§ **Exercise task**
Report only the number of lines in the records that contain the word "Площа".

§ **Data entries**

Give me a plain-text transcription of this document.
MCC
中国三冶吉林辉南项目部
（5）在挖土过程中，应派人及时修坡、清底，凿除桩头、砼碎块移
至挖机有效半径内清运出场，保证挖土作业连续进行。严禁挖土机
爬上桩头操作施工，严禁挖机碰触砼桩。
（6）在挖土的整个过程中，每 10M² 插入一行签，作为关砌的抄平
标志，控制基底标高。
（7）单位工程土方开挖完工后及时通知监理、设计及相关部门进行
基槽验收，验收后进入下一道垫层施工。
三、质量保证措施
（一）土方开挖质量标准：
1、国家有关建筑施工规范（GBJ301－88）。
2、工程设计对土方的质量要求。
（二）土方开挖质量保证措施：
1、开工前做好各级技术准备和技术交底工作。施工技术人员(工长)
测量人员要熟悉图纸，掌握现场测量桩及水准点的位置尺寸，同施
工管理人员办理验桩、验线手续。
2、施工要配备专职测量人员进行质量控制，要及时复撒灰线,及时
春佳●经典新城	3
---
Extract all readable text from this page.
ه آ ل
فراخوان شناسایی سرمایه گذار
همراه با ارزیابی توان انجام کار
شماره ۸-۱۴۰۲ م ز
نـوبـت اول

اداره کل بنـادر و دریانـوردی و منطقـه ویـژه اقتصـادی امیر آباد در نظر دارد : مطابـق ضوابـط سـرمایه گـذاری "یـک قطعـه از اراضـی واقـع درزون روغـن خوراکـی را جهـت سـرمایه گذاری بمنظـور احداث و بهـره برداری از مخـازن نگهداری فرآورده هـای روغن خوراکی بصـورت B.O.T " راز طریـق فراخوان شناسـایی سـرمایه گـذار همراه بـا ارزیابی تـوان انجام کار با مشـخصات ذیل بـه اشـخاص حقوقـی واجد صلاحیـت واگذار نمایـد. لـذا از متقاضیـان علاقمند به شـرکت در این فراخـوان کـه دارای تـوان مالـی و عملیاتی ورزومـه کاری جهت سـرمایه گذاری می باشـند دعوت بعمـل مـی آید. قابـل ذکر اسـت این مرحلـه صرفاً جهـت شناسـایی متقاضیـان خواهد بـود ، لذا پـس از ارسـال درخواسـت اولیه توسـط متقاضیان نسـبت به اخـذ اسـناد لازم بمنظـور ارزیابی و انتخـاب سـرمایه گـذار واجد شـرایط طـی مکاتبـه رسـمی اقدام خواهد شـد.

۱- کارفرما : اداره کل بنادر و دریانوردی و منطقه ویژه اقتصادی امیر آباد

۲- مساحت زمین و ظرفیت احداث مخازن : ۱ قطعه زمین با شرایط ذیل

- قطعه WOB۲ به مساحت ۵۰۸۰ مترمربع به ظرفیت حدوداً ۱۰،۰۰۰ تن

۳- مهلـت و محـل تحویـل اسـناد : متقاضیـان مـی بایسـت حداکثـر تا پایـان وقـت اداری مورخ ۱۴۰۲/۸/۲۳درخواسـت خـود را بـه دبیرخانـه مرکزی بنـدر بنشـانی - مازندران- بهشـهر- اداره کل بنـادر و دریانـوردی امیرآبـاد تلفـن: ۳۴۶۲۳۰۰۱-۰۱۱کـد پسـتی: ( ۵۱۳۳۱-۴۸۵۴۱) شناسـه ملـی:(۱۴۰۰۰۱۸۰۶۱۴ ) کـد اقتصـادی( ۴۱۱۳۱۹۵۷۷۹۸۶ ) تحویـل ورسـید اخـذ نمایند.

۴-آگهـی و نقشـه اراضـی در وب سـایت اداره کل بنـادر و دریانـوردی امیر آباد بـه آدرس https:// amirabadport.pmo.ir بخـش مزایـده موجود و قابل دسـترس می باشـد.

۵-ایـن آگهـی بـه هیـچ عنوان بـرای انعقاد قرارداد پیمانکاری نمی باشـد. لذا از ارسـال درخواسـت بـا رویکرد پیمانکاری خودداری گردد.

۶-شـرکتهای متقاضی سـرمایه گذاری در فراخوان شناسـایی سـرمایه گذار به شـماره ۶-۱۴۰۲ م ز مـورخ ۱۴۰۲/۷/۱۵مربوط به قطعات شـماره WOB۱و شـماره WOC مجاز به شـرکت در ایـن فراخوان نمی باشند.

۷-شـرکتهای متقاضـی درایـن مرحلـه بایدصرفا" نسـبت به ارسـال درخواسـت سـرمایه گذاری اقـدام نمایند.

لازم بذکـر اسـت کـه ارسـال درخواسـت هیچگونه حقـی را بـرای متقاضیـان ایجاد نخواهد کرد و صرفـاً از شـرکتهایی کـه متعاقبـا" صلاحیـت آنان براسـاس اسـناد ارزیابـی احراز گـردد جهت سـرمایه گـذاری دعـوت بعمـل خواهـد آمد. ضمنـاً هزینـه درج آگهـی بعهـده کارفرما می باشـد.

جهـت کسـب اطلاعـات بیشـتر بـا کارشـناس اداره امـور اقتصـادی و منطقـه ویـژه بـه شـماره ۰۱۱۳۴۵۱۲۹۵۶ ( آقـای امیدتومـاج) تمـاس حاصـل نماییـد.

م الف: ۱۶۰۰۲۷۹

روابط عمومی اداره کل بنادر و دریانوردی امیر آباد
--
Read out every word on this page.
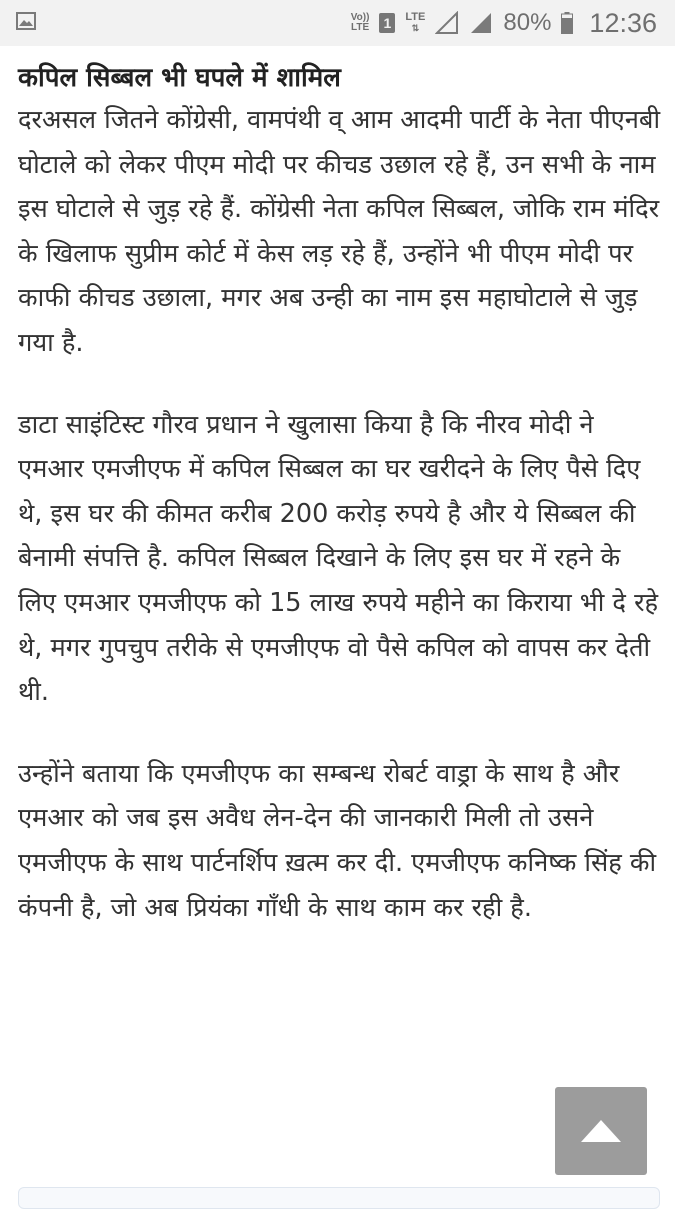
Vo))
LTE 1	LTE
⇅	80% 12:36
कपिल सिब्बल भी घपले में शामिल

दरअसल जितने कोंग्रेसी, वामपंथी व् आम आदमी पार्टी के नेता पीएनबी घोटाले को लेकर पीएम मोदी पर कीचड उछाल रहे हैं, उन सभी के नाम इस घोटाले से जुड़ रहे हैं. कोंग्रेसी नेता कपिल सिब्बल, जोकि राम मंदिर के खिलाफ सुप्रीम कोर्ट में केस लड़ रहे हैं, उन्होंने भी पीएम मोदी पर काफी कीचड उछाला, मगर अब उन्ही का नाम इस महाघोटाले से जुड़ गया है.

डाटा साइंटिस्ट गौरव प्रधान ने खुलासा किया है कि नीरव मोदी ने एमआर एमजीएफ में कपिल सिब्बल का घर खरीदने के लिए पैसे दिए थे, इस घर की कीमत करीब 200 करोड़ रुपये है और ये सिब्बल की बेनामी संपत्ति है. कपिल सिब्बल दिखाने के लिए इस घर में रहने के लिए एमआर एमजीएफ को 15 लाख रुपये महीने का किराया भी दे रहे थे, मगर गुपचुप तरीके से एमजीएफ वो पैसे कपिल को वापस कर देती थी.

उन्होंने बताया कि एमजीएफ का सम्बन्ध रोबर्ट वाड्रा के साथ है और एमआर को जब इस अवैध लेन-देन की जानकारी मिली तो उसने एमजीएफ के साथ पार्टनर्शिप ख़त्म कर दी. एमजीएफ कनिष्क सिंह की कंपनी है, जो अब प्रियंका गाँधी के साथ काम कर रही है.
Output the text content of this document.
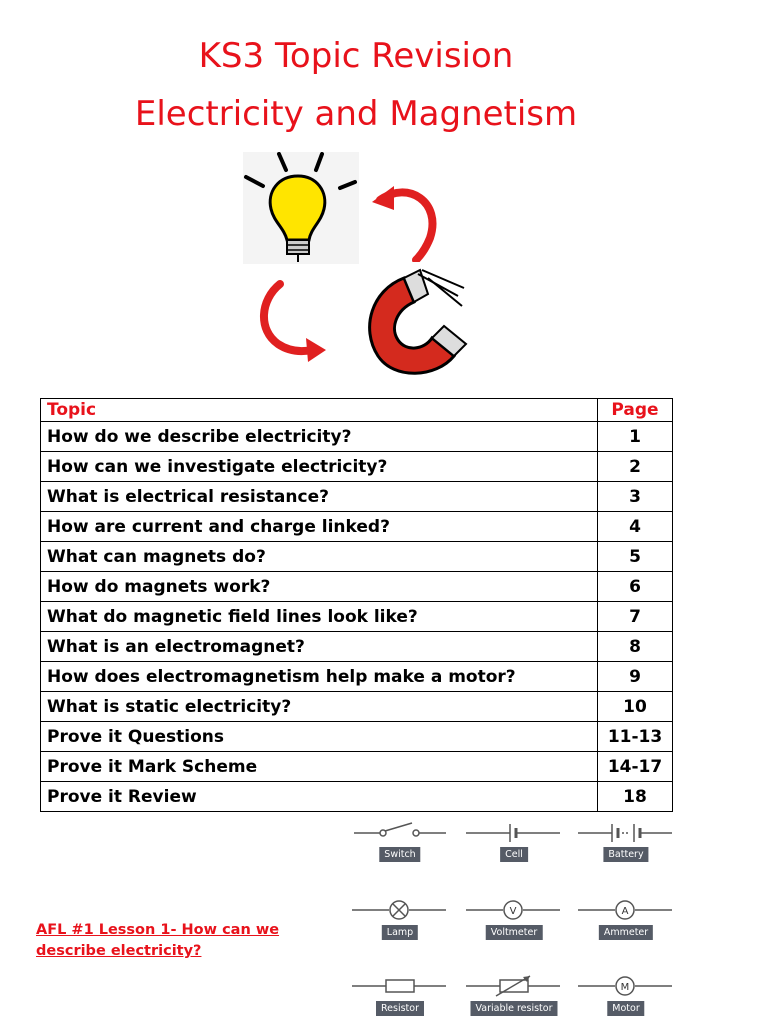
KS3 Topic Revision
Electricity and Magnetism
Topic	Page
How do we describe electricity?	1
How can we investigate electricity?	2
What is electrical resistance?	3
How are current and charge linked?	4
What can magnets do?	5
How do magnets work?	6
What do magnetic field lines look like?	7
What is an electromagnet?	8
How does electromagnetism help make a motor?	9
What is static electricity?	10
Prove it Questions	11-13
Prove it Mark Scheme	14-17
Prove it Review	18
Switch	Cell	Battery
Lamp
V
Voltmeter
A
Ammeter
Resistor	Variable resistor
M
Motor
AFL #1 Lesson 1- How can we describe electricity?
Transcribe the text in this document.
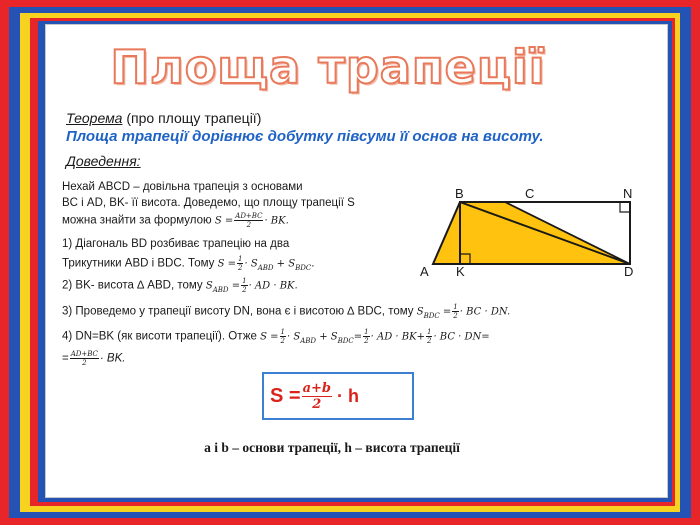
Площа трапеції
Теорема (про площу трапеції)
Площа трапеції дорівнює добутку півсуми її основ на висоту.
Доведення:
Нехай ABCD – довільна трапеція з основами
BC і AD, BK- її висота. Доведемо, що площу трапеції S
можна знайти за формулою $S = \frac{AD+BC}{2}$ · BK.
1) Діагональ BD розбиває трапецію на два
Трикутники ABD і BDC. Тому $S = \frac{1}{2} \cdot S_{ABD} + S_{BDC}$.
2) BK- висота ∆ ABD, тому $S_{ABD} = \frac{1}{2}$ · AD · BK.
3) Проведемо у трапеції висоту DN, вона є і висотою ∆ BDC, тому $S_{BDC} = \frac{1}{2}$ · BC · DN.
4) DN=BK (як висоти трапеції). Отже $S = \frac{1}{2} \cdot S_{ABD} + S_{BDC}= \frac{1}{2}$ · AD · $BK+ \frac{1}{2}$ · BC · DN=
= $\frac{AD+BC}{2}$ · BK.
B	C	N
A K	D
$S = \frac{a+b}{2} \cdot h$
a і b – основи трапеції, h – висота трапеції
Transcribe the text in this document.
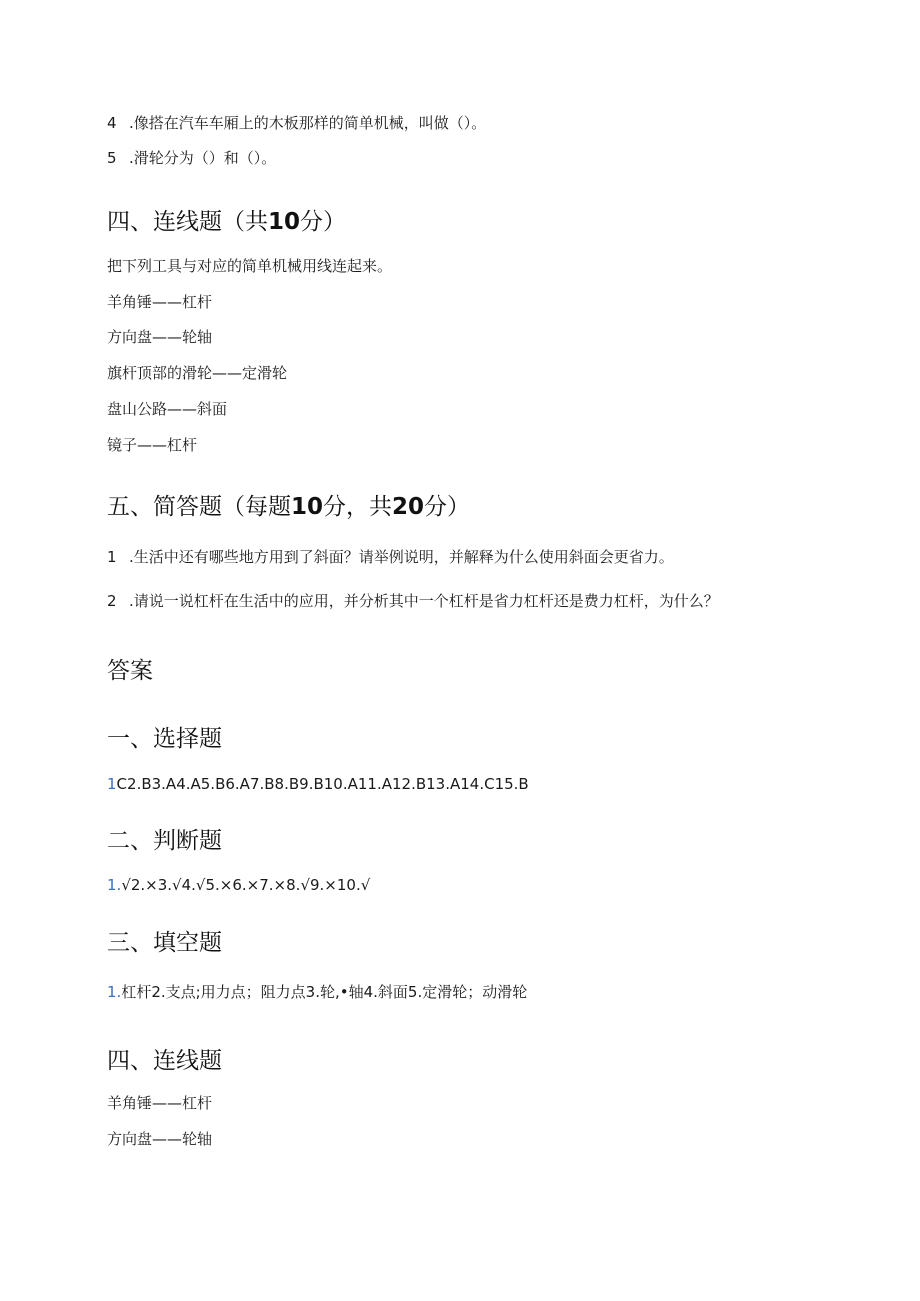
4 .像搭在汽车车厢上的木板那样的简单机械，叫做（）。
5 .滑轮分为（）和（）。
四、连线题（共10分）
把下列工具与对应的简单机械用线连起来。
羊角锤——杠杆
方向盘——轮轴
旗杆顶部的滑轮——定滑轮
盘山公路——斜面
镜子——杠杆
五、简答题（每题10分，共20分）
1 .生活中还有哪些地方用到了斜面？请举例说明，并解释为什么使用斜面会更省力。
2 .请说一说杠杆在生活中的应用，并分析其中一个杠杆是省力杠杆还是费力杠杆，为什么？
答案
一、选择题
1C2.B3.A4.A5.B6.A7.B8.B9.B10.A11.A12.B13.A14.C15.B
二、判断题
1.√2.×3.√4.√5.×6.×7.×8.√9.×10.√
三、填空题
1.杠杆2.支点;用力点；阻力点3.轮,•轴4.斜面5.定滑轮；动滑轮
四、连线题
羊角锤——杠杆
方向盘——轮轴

§ **Written response**
2